**GOAL:** Print the entries that appear below, exactly as written and without their pictures.

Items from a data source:
*****

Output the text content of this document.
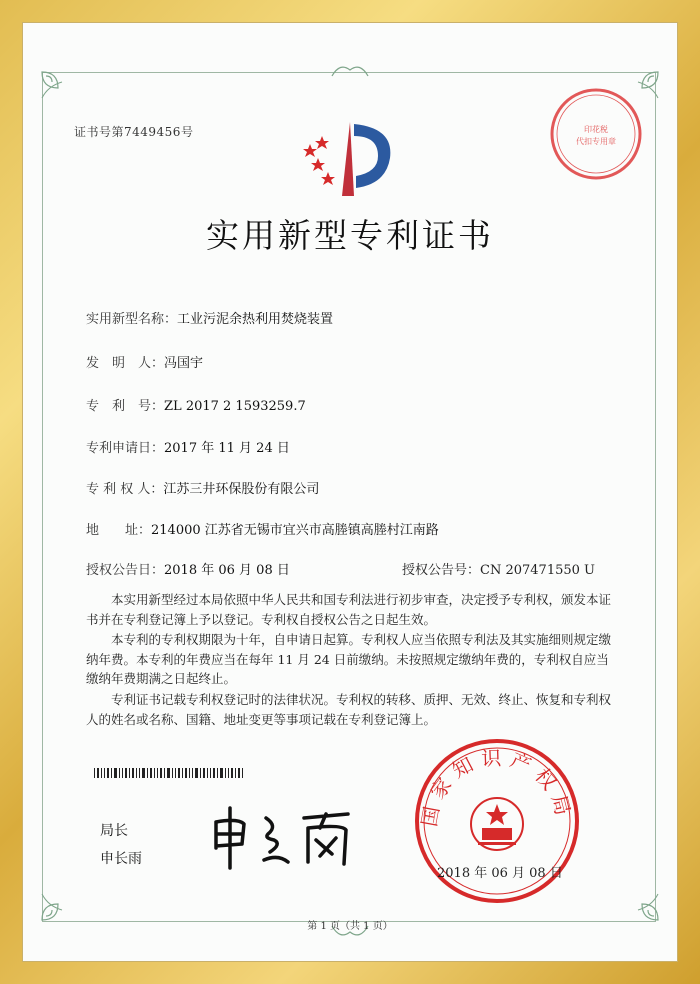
证书号第7449456号
实用新型专利证书
实用新型名称：工业污泥余热利用焚烧装置
发　明　人：冯国宇
专　利　号：ZL 2017 2 1593259.7
专利申请日：2017 年 11 月 24 日
专 利 权 人：江苏三井环保股份有限公司
地　　址：214000 江苏省无锡市宜兴市高塍镇高塍村江南路
授权公告日：2018 年 06 月 08 日	授权公告号：CN 207471550 U
本实用新型经过本局依照中华人民共和国专利法进行初步审查，决定授予专利权，颁发本证书并在专利登记簿上予以登记。专利权自授权公告之日起生效。
本专利的专利权期限为十年，自申请日起算。专利权人应当依照专利法及其实施细则规定缴纳年费。本专利的年费应当在每年 11 月 24 日前缴纳。未按照规定缴纳年费的，专利权自应当缴纳年费期满之日起终止。
专利证书记载专利权登记时的法律状况。专利权的转移、质押、无效、终止、恢复和专利权人的姓名或名称、国籍、地址变更等事项记载在专利登记簿上。
局长
申长雨
印花税
代扣专用章
国家知识产权局
2018 年 06 月 08 日
第 1 页（共 1 页）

*****

**FINAL RESULT:**
Output the text content of this document.
证书号第7449456号
实用新型专利证书
实用新型名称：工业污泥余热利用焚烧装置
发　明　人：冯国宇
专　利　号：ZL 2017 2 1593259.7
专利申请日：2017 年 11 月 24 日
专 利 权 人：江苏三井环保股份有限公司
地　　址：214000 江苏省无锡市宜兴市高塍镇高塍村江南路
授权公告日：2018 年 06 月 08 日	授权公告号：CN 207471550 U
本实用新型经过本局依照中华人民共和国专利法进行初步审查，决定授予专利权，颁发本证书并在专利登记簿上予以登记。专利权自授权公告之日起生效。
本专利的专利权期限为十年，自申请日起算。专利权人应当依照专利法及其实施细则规定缴纳年费。本专利的年费应当在每年 11 月 24 日前缴纳。未按照规定缴纳年费的，专利权自应当缴纳年费期满之日起终止。
专利证书记载专利权登记时的法律状况。专利权的转移、质押、无效、终止、恢复和专利权人的姓名或名称、国籍、地址变更等事项记载在专利登记簿上。
局长
申长雨
印花税
代扣专用章
国家知识产权局
2018 年 06 月 08 日
第 1 页（共 1 页）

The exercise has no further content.